__Instruction a__.
Answer these questions from the article on the Supreme Court reversal:
(i) Which principle did the appellate court's handling of the case violate?
(ii) From which country were many of the defendant's clients recent arrivals?
(iii) How much did the defendant charge to file an application for work authorization?

Summary
- Departure from party presentation principle found to be abuse of discretion.
- The Supreme Court faulted an appeals panel for reversing the defendant’s conviction based on an argument that, ironically, neither of the parties had raised.
A U.S. Supreme Court case ended in a reversal, but not for any of the reasons argued by the parties. Rather, the Supreme Court faulted an appeals panel for reversing the defendant’s conviction based on an argument that, ironically, neither of the parties had raised. The Court noted that the appellate court’s handling of the case violated the principle of party presentation, which requires courts to decide cases based on the arguments presented by the parties. The Court acknowledged that the doctrine is not “ironclad,” going so far as to include an appendix of decisions in which the Supreme Court had appointed amici to argue issues not presented by the parties. But the Court chastised the appellate court, acknowledging that while courts are not “hidebound” to the arguments presented by the parties, the appellate court’s “radical transformation of this case goes well beyond the pale.”
ABA Litigation Section leaders say that the case is an important reminder of the basic structure of our adversarial legal system and contains important lessons for litigators presenting arguments before trial and appellate courts.
The decision arose from a criminal case with immigration undertones. The defendant, Evelyn Sineneng-Smith, was a lawyer turned immigration consultant who marketed her services to immigrant workers in the home healthcare industry, especially recent arrivals from the Philippines. The defendant deceived her clients into believing that she could help them get their green cards by first filing for work authorization in the United States on their behalf and then, after establishing a work history, petitioning for an adjustment of status to become permanent residents.
Despite the fact that most of her clients had little money, the defendant would require them to sign lucrative retainer agreements, charging $5,900 to file an application for work authorization and an additional $900 to file an application for permanent residency. The government estimated that she collected over $3 million for her work.

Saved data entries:
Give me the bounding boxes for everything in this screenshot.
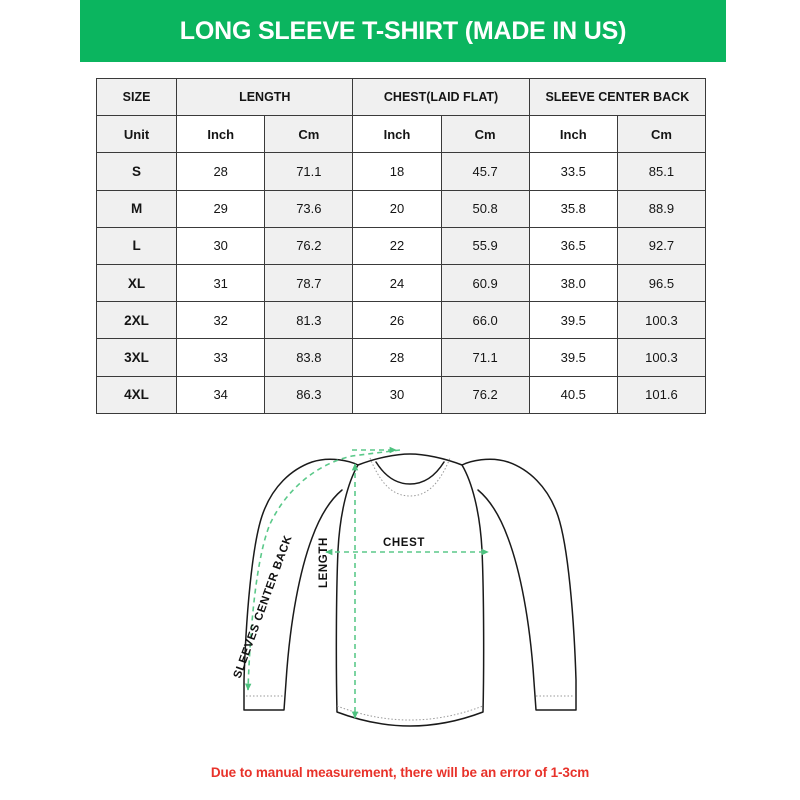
group-header-chest: CHEST(LAID FLAT) [352, 77, 530, 117]
table-group-header-row: SIZE LENGTH CHEST(LAID FLAT) SLEEVE CENT… [95, 77, 707, 117]
sleeve-measure-line [245, 449, 401, 691]
table-unit-row: Unit Inch Cm Inch Cm Inch Cm [95, 115, 707, 154]
cell-chest-in: 20 [352, 189, 442, 228]
cell-size: L [95, 226, 178, 265]
cell-sleeve-cm: 100.3 [616, 301, 707, 340]
cell-sleeve-in: 36.5 [528, 226, 618, 265]
unit-length-inch: Inch [176, 115, 266, 154]
cell-length-cm: 86.3 [264, 375, 354, 414]
group-header-length: LENGTH [176, 77, 354, 117]
unit-sleeve-inch: Inch [528, 115, 618, 154]
table-body: SIZE LENGTH CHEST(LAID FLAT) SLEEVE CENT… [95, 77, 707, 414]
cell-chest-in: 28 [352, 338, 442, 377]
page-title: LONG SLEEVE T-SHIRT (MADE IN US) [179, 16, 627, 45]
table-row: 3XL 33 83.8 28 71.1 39.5 100.3 [95, 338, 707, 377]
cell-sleeve-in: 39.5 [528, 301, 618, 340]
length-label: LENGTH [318, 537, 330, 588]
cell-length-in: 30 [176, 226, 266, 265]
shirt-outline [243, 453, 577, 727]
cell-sleeve-cm: 100.3 [616, 338, 707, 377]
cell-length-in: 33 [176, 338, 266, 377]
chest-label: CHEST [383, 537, 425, 549]
cell-length-cm: 73.6 [264, 189, 354, 228]
table-row: 4XL 34 86.3 30 76.2 40.5 101.6 [95, 375, 707, 414]
table-row: S 28 71.1 18 45.7 33.5 85.1 [95, 152, 707, 191]
cell-sleeve-in: 35.8 [528, 189, 618, 228]
cell-size: 3XL [95, 338, 178, 377]
cell-chest-in: 26 [352, 301, 442, 340]
unit-label: Unit [95, 115, 178, 154]
garment-diagram [200, 420, 620, 750]
cell-size: XL [95, 263, 178, 303]
table-row: 2XL 32 81.3 26 66.0 39.5 100.3 [95, 301, 707, 340]
unit-length-cm: Cm [264, 115, 354, 154]
cell-length-cm: 81.3 [264, 301, 354, 340]
cell-length-in: 28 [176, 152, 266, 191]
shirt-seam-lines [246, 457, 574, 721]
unit-chest-cm: Cm [440, 115, 530, 154]
cell-sleeve-cm: 85.1 [616, 152, 707, 191]
cell-sleeve-cm: 88.9 [616, 189, 707, 228]
table-row: XL 31 78.7 24 60.9 38.0 96.5 [95, 263, 707, 303]
cell-chest-in: 22 [352, 226, 442, 265]
header-bar: LONG SLEEVE T-SHIRT (MADE IN US) [80, 0, 726, 62]
cell-chest-cm: 76.2 [440, 375, 530, 414]
cell-chest-in: 24 [352, 263, 442, 303]
cell-sleeve-in: 40.5 [528, 375, 618, 414]
cell-sleeve-cm: 96.5 [616, 263, 707, 303]
unit-chest-inch: Inch [352, 115, 442, 154]
cell-chest-in: 18 [352, 152, 442, 191]
cell-chest-cm: 55.9 [440, 226, 530, 265]
cell-sleeve-in: 33.5 [528, 152, 618, 191]
cell-length-cm: 78.7 [264, 263, 354, 303]
cell-chest-cm: 45.7 [440, 152, 530, 191]
cell-length-cm: 83.8 [264, 338, 354, 377]
cell-length-in: 29 [176, 189, 266, 228]
cell-sleeve-cm: 92.7 [616, 226, 707, 265]
cell-length-in: 34 [176, 375, 266, 414]
cell-size: 4XL [95, 375, 178, 414]
cell-chest-cm: 50.8 [440, 189, 530, 228]
table-row: L 30 76.2 22 55.9 36.5 92.7 [95, 226, 707, 265]
cell-chest-cm: 66.0 [440, 301, 530, 340]
cell-chest-cm: 60.9 [440, 263, 530, 303]
measure-lines [245, 446, 489, 719]
cell-chest-cm: 71.1 [440, 338, 530, 377]
unit-sleeve-cm: Cm [616, 115, 707, 154]
table-row: M 29 73.6 20 50.8 35.8 88.9 [95, 189, 707, 228]
cell-length-cm: 71.1 [264, 152, 354, 191]
group-header-sleeve: SLEEVE CENTER BACK [528, 77, 707, 117]
cell-sleeve-in: 39.5 [528, 338, 618, 377]
cell-chest-in: 30 [352, 375, 442, 414]
cell-size: M [95, 189, 178, 228]
cell-length-cm: 76.2 [264, 226, 354, 265]
group-header-size: SIZE [95, 77, 178, 117]
cell-sleeve-in: 38.0 [528, 263, 618, 303]
size-chart-table: SIZE LENGTH CHEST(LAID FLAT) SLEEVE CENT… [95, 77, 707, 414]
cell-size: 2XL [95, 301, 178, 340]
cell-sleeve-cm: 101.6 [616, 375, 707, 414]
cell-length-in: 31 [176, 263, 266, 303]
cell-size: S [95, 152, 178, 191]
cell-length-in: 32 [176, 301, 266, 340]
measurement-disclaimer: Due to manual measurement, there will be… [210, 765, 590, 780]
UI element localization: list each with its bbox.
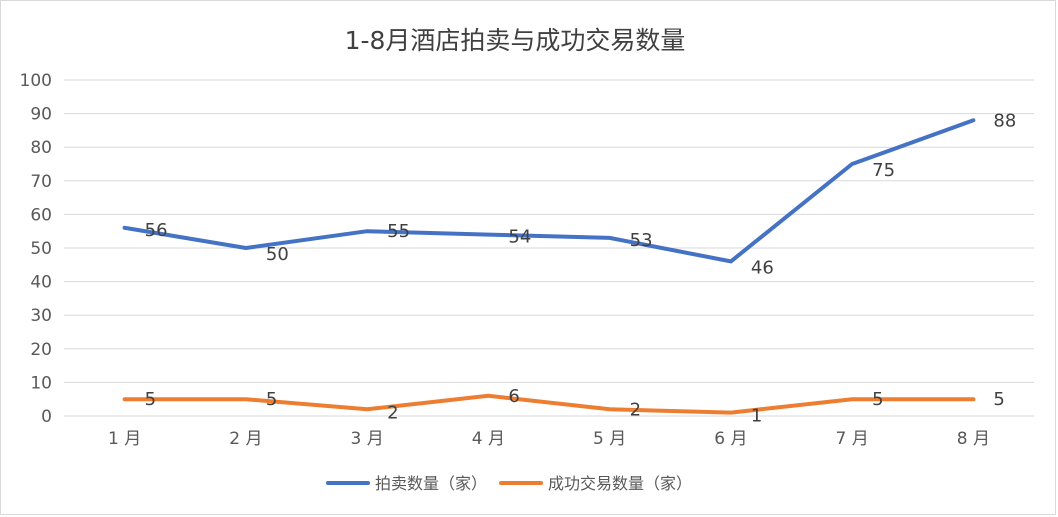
x-tick-label: 5 月 — [593, 429, 626, 449]
y-tick-label: 0 — [41, 407, 52, 427]
x-tick-label: 3 月 — [351, 429, 384, 449]
data-label: 2 — [387, 402, 398, 423]
data-label: 5 — [145, 389, 156, 410]
legend-label-1: 拍卖数量（家） — [375, 474, 487, 493]
y-tick-label: 40 — [30, 273, 52, 293]
y-tick-label: 60 — [30, 205, 52, 225]
data-label: 50 — [266, 244, 289, 265]
data-label: 75 — [872, 160, 895, 181]
data-label: 6 — [508, 386, 519, 407]
y-tick-label: 70 — [30, 172, 52, 192]
x-tick-label: 7 月 — [836, 429, 869, 449]
data-label: 46 — [751, 257, 774, 278]
legend: 拍卖数量（家） 成功交易数量（家） — [326, 474, 692, 493]
data-label: 1 — [751, 406, 762, 427]
y-tick-label: 90 — [30, 105, 52, 125]
data-label: 5 — [872, 389, 883, 410]
y-tick-label: 50 — [30, 239, 52, 259]
data-label: 5 — [266, 389, 277, 410]
data-label: 5 — [993, 389, 1004, 410]
series-lines — [122, 118, 976, 415]
legend-label-2: 成功交易数量（家） — [548, 474, 692, 493]
x-tick-label: 2 月 — [229, 429, 262, 449]
data-label: 88 — [993, 110, 1016, 131]
x-tick-label: 4 月 — [472, 429, 505, 449]
data-label: 55 — [387, 221, 410, 242]
data-label: 56 — [145, 220, 168, 241]
data-label: 54 — [508, 227, 531, 248]
y-tick-label: 30 — [30, 306, 52, 326]
x-tick-label: 6 月 — [714, 429, 747, 449]
gridlines — [64, 79, 1034, 417]
series-line-1 — [122, 118, 976, 264]
chart-title: 1-8月酒店拍卖与成功交易数量 — [345, 26, 686, 55]
x-axis-ticks: 1 月 2 月 3 月 4 月 5 月 6 月 7 月 8 月 — [108, 429, 990, 449]
x-tick-label: 8 月 — [957, 429, 990, 449]
y-tick-label: 100 — [20, 71, 52, 91]
x-tick-label: 1 月 — [108, 429, 141, 449]
y-axis-ticks: 0 10 20 30 40 50 60 70 80 90 100 — [20, 71, 52, 427]
y-tick-label: 80 — [30, 138, 52, 158]
data-label: 2 — [630, 399, 641, 420]
y-tick-label: 10 — [30, 373, 52, 393]
series-line-2 — [122, 393, 976, 415]
data-label: 53 — [630, 230, 653, 251]
y-tick-label: 20 — [30, 340, 52, 360]
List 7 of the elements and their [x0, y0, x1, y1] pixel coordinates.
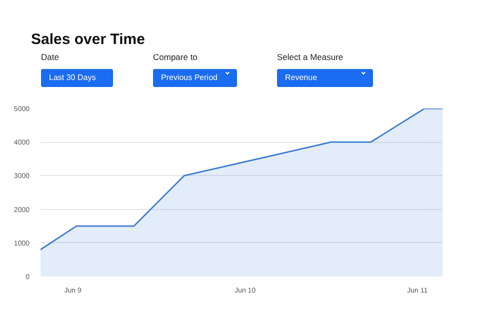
text: Last 30 Days: [41, 69, 113, 87]
text: Compare to: [153, 51, 198, 64]
chart-title: Sales over Time: [31, 30, 145, 50]
text: Date: [41, 51, 60, 64]
text: Revenue: [277, 69, 373, 87]
text: Select a Measure: [277, 51, 344, 64]
text: Previous Period: [153, 69, 237, 87]
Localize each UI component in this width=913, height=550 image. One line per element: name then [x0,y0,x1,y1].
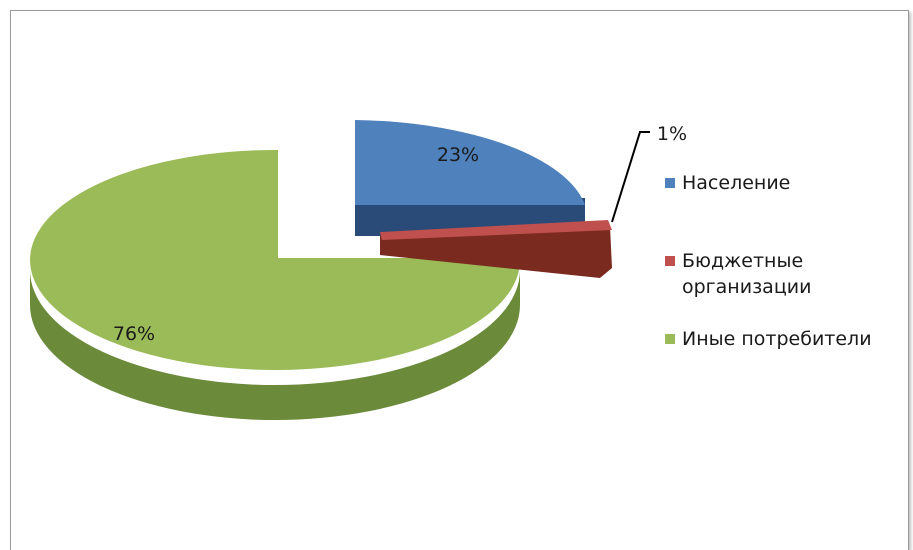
legend-item-other-consumers: Иные потребители [665,326,872,352]
legend-swatch-population [665,178,675,188]
data-label-other-consumers: 76% [113,323,155,345]
legend-item-population: Население [665,170,790,196]
pie-slice-budget-organizations [380,220,612,278]
legend-label-budget-organizations: Бюджетные организации [682,250,812,298]
legend-swatch-other-consumers [665,334,675,344]
chart-frame [10,10,909,550]
pie-chart: 23% 1% 76% [30,120,687,420]
pie-slice-population [355,120,585,236]
legend-label-other-consumers: Иные потребители [682,328,872,350]
legend-item-budget-organizations: Бюджетные организации [665,248,811,300]
data-label-population: 23% [437,144,479,166]
pie-slice-other-consumers [30,149,521,420]
legend-label-population: Население [682,172,791,194]
legend-swatch-budget-organizations [665,256,675,266]
leader-line-budget [611,131,650,223]
data-label-budget: 1% [657,123,687,145]
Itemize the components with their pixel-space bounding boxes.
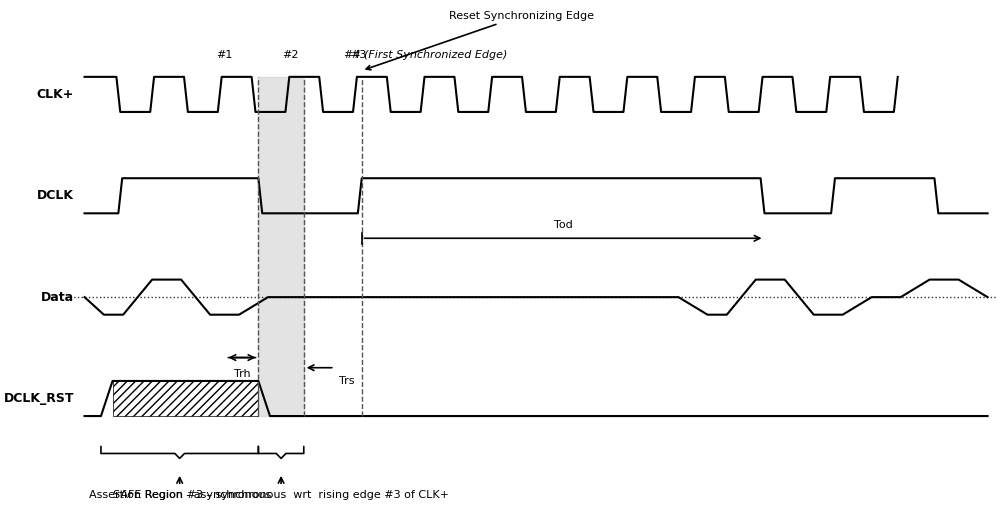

__Instruction b__. Recast the stretch of the records from the line containing "legend-item-other-consumers: Иные потребители" through the end of the records, both ends included, as a numbered list. Leave out any pictures.

__Worked solution a__.
(i) The principle of party presentation.
(ii) The Philippines.
(iii) $5,900.

__Worked solution b__.
1. legend-item-other-consumers: Иные потребители [665,326,872,352]
2. legend-swatch-population [665,178,675,188]
3. data-label-other-consumers: 76% [113,323,155,345]
4. legend-item-population: Население [665,170,790,196]
5. pie-slice-budget-organizations [380,220,612,278]
6. legend-label-budget-organizations: Бюджетные организации [682,250,812,298]
7. legend-swatch-other-consumers [665,334,675,344]
8. chart-frame [10,10,909,550]
9. pie-chart: 23% 1% 76% [30,120,687,420]
10. pie-slice-population [355,120,585,236]
11. legend-label-other-consumers: Иные потребители [682,328,872,350]
12. legend-item-budget-organizations: Бюджетные организации [665,248,811,300]
13. data-label-population: 23% [437,144,479,166]
14. pie-slice-other-consumers [30,149,521,420]
15. legend-label-population: Население [682,172,791,194]
16. legend-swatch-budget-organizations [665,256,675,266]
17. leader-line-budget [611,131,650,223]
18. data-label-budget: 1% [657,123,687,145]
19. Itemize the components with their pixel-space bounding boxes.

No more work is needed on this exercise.